EXERCISE AIM >>
Wherever a line in the data below holds "xlabel", copy that line.

ITEMS >>
....
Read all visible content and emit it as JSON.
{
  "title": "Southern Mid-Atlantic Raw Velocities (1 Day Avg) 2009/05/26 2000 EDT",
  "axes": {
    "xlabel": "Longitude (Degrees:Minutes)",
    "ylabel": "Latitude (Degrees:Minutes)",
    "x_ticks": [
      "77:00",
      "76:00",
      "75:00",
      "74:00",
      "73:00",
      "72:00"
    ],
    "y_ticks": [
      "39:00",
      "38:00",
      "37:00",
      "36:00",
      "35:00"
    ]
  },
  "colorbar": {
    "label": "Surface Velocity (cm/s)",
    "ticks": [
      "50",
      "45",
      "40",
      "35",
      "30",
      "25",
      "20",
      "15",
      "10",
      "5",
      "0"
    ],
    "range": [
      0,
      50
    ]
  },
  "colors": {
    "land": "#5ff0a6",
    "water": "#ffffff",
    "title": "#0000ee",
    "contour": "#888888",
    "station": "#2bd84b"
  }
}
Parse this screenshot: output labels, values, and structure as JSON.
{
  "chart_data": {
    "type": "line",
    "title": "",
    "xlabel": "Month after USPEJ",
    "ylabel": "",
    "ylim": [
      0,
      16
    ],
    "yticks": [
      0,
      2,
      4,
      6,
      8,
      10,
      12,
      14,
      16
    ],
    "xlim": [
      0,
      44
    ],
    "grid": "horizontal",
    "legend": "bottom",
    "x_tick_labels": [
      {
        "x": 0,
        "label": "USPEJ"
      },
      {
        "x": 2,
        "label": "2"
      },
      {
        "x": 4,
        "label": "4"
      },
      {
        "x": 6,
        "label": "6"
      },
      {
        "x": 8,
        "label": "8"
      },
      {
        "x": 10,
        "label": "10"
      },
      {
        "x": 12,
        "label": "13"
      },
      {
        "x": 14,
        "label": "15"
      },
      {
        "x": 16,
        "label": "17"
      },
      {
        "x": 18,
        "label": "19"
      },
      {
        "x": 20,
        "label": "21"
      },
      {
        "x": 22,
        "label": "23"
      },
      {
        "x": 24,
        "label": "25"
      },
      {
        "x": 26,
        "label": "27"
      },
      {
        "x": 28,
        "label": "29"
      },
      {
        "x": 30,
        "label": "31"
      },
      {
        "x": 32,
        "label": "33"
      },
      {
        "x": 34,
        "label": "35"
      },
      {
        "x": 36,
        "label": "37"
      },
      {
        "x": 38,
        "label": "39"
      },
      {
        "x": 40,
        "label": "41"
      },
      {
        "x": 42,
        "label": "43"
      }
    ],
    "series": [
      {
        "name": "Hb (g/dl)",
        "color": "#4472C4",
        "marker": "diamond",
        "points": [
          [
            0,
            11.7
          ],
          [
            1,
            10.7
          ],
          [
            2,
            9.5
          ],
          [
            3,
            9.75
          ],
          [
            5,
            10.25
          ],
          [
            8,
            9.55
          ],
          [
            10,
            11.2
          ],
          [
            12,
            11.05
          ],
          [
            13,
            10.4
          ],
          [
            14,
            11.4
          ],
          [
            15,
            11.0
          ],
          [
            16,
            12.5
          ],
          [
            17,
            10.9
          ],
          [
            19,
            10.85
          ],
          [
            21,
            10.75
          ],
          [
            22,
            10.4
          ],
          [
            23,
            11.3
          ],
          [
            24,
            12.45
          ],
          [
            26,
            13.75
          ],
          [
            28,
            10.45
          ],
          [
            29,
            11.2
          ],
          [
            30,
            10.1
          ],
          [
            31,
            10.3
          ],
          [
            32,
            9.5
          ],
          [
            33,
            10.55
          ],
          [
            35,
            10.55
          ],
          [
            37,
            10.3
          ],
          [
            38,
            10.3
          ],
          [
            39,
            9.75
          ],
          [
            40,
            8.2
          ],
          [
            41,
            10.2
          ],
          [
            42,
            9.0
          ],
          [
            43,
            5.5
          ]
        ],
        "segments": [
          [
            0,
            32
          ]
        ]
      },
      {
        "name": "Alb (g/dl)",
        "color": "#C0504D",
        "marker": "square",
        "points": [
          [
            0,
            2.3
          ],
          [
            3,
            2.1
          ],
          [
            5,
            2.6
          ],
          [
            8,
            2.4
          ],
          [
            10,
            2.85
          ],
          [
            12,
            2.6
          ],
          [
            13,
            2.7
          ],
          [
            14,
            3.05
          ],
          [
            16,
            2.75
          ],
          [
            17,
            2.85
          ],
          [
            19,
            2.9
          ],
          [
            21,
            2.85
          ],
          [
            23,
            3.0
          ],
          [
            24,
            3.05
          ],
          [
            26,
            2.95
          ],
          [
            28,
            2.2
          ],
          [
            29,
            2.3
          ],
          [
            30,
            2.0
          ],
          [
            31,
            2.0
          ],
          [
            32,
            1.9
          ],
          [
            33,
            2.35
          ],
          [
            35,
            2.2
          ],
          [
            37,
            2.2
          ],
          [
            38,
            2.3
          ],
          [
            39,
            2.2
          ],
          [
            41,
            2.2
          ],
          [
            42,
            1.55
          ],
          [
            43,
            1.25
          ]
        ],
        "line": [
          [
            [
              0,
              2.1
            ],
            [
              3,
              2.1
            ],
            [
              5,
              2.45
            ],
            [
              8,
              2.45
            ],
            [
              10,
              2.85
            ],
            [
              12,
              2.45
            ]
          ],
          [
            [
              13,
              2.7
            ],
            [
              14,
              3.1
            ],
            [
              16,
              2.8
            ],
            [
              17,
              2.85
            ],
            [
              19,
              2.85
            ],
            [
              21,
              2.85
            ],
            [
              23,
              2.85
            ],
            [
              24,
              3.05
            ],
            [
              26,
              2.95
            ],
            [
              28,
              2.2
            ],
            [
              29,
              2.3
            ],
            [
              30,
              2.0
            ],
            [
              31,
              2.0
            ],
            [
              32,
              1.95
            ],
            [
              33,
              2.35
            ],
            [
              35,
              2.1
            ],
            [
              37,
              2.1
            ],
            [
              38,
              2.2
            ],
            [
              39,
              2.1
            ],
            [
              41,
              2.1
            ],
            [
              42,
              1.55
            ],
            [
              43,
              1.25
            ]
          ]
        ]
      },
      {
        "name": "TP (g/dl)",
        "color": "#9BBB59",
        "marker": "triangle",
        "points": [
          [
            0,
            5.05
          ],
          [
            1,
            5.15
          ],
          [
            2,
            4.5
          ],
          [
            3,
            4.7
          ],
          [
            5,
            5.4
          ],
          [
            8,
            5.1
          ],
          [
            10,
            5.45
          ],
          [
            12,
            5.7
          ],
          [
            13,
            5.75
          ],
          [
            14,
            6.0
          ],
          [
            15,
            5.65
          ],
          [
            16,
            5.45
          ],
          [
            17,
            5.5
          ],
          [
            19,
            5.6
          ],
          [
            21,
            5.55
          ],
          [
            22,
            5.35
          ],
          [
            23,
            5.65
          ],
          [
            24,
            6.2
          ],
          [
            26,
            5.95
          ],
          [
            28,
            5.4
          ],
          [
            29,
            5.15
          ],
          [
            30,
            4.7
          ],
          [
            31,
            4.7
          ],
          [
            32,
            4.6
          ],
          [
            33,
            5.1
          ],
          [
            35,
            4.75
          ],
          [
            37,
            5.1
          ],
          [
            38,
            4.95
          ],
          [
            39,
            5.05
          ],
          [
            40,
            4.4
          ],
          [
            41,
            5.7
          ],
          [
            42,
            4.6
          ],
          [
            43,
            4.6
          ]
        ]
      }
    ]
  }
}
....
WORKED ANSWER >>
    "xlabel": "Longitude (Degrees:Minutes)",
    "xlabel": "Month after USPEJ",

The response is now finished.